(Dataset records)
━━━━━━

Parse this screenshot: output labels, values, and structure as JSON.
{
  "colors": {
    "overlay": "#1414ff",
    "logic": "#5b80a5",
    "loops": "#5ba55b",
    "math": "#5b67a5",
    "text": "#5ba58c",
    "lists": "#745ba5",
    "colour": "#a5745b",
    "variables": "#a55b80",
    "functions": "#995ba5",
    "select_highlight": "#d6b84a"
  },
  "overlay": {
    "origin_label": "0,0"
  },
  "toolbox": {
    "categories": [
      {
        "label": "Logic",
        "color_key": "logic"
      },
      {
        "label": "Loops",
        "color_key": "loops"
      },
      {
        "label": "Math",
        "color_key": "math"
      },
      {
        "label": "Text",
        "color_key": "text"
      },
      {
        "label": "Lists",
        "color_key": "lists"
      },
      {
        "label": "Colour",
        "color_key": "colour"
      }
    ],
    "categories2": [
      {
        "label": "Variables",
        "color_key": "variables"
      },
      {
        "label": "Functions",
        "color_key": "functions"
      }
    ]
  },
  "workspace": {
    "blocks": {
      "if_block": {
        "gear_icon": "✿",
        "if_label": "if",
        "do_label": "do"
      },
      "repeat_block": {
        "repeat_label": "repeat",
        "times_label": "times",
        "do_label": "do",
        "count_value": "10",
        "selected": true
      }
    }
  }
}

━━━━━━

• [Task description]
Return every entry exactly as given.

• [Solution for this problem]
Parse this screenshot: output labels, values, and structure as JSON.
{
  "colors": {
    "overlay": "#1414ff",
    "logic": "#5b80a5",
    "loops": "#5ba55b",
    "math": "#5b67a5",
    "text": "#5ba58c",
    "lists": "#745ba5",
    "colour": "#a5745b",
    "variables": "#a55b80",
    "functions": "#995ba5",
    "select_highlight": "#d6b84a"
  },
  "overlay": {
    "origin_label": "0,0"
  },
  "toolbox": {
    "categories": [
      {
        "label": "Logic",
        "color_key": "logic"
      },
      {
        "label": "Loops",
        "color_key": "loops"
      },
      {
        "label": "Math",
        "color_key": "math"
      },
      {
        "label": "Text",
        "color_key": "text"
      },
      {
        "label": "Lists",
        "color_key": "lists"
      },
      {
        "label": "Colour",
        "color_key": "colour"
      }
    ],
    "categories2": [
      {
        "label": "Variables",
        "color_key": "variables"
      },
      {
        "label": "Functions",
        "color_key": "functions"
      }
    ]
  },
  "workspace": {
    "blocks": {
      "if_block": {
        "gear_icon": "✿",
        "if_label": "if",
        "do_label": "do"
      },
      "repeat_block": {
        "repeat_label": "repeat",
        "times_label": "times",
        "do_label": "do",
        "count_value": "10",
        "selected": true
      }
    }
  }
}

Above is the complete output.